Given problem
Omit the pictures, then reproduce every remaining record exactly.

Data records
····················
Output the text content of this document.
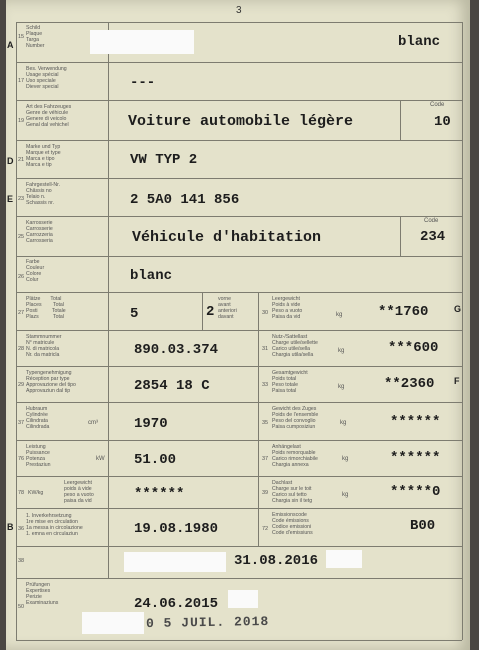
3
A
D
E
G
F
B
15
Schild
Plaque
Targa
Number	blanc
17
Bes. Verwendung
Usage spécial
Uso speciale
Diever special	---
19
Art des Fahrzeuges
Genre de véhicule
Genere di veicolo
Genal dal vehichel	Voiture automobile légère
Code
10
21
Marke und Typ
Marque et type
Marca e tipo
Marca e tip	VW TYP 2
23
Fahrgestell-Nr.
Châssis no
Telaio n.
Schassis nr.	2 5A0 141 856
25
Karrosserie
Carrosserie
Carrozzeria
Carrosseria	Véhicule d'habitation
Code
234
26
Farbe
Couleur
Colore
Colur	blanc
27
Plätze       Total
Places        Total
Posti          Totale
Plazs          Total	5	2
vorne
avant
anteriori
davant
30
Leergewicht
Poids à vide
Peso a vuoto
Paisa da vid	kg	**1760
28
Stammnummer
N° matricule
N. di matricola
Nr. da matricla	890.03.374	31
Nutz-/Sattellast
Charge utile/sellette
Carico utile/sella
Chargia utila/sella
kg	***600
29
Typengenehmigung
Réception par type
Approvazione del tipo
Approvaziun dal tip	2854 18 C	33
Gesamtgewicht
Poids total
Peso totale
Paisa total
kg	**2360
37
Hubraum
Cylindrée
Cilindrata
Cilindrada
cm³	1970	35
Gewicht des Zuges
Poids de l'ensemble
Peso del convoglio
Paisa cumposiziun
kg	******
76
Leistung
Puissance
Potenza
Prestaziun
kW 51.00	37
Anhängelast
Poids remorquable
Carico rimorchiabile
Chargia annexa
kg	******
78 KW/kg
Leergewicht
poids à vide
peso a vuoto
paisa da vid	******	39
Dachlast
Charge sur le toit
Carico sul tetto
Chargia sin il tetg
kg	*****0
36
1. Inverkehrsetzung
1re mise en circulation
1a messa in circolazione
1. emna en circulaziun	19.08.1980	72
Emissionscode
Code émissions
Codice emissioni
Code d'emissiuns	B00
38	31.08.2016
50
Prüfungen
Expertises
Perizie
Examinaziuns	24.06.2015
0 5 JUIL. 2018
····················
The solution
Output the text content of this document.
3
A
D
E
G
F
B
15
Schild
Plaque
Targa
Number	blanc
17
Bes. Verwendung
Usage spécial
Uso speciale
Diever special	---
19
Art des Fahrzeuges
Genre de véhicule
Genere di veicolo
Genal dal vehichel	Voiture automobile légère
Code
10
21
Marke und Typ
Marque et type
Marca e tipo
Marca e tip	VW TYP 2
23
Fahrgestell-Nr.
Châssis no
Telaio n.
Schassis nr.	2 5A0 141 856
25
Karrosserie
Carrosserie
Carrozzeria
Carrosseria	Véhicule d'habitation
Code
234
26
Farbe
Couleur
Colore
Colur	blanc
27
Plätze       Total
Places        Total
Posti          Totale
Plazs          Total	5	2
vorne
avant
anteriori
davant
30
Leergewicht
Poids à vide
Peso a vuoto
Paisa da vid	kg	**1760
28
Stammnummer
N° matricule
N. di matricola
Nr. da matricla	890.03.374	31
Nutz-/Sattellast
Charge utile/sellette
Carico utile/sella
Chargia utila/sella
kg	***600
29
Typengenehmigung
Réception par type
Approvazione del tipo
Approvaziun dal tip	2854 18 C	33
Gesamtgewicht
Poids total
Peso totale
Paisa total
kg	**2360
37
Hubraum
Cylindrée
Cilindrata
Cilindrada
cm³	1970	35
Gewicht des Zuges
Poids de l'ensemble
Peso del convoglio
Paisa cumposiziun
kg	******
76
Leistung
Puissance
Potenza
Prestaziun
kW 51.00	37
Anhängelast
Poids remorquable
Carico rimorchiabile
Chargia annexa
kg	******
78 KW/kg
Leergewicht
poids à vide
peso a vuoto
paisa da vid	******	39
Dachlast
Charge sur le toit
Carico sul tetto
Chargia sin il tetg
kg	*****0
36
1. Inverkehrsetzung
1re mise en circulation
1a messa in circolazione
1. emna en circulaziun	19.08.1980	72
Emissionscode
Code émissions
Codice emissioni
Code d'emissiuns	B00
38	31.08.2016
50
Prüfungen
Expertises
Perizie
Examinaziuns	24.06.2015
0 5 JUIL. 2018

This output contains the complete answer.